Stated goal: Please output the lines shown below exactly as they appear.

**** Records to use

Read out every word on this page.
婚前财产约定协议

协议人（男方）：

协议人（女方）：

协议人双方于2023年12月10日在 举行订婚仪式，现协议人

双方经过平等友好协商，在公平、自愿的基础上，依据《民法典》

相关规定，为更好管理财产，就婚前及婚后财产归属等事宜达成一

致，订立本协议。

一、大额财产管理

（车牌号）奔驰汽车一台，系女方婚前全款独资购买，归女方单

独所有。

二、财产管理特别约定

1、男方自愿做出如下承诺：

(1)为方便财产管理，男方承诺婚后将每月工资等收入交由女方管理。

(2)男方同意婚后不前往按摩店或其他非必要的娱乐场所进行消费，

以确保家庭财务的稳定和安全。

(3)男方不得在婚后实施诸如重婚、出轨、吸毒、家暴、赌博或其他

********

Result of the exercise:
Read out every word on this page.
婚前财产约定协议

协议人（男方）：

协议人（女方）：

协议人双方于2023年12月10日在 举行订婚仪式，现协议人

双方经过平等友好协商，在公平、自愿的基础上，依据《民法典》

相关规定，为更好管理财产，就婚前及婚后财产归属等事宜达成一

致，订立本协议。

一、大额财产管理

（车牌号）奔驰汽车一台，系女方婚前全款独资购买，归女方单

独所有。

二、财产管理特别约定

1、男方自愿做出如下承诺：

(1)为方便财产管理，男方承诺婚后将每月工资等收入交由女方管理。

(2)男方同意婚后不前往按摩店或其他非必要的娱乐场所进行消费，

以确保家庭财务的稳定和安全。

(3)男方不得在婚后实施诸如重婚、出轨、吸毒、家暴、赌博或其他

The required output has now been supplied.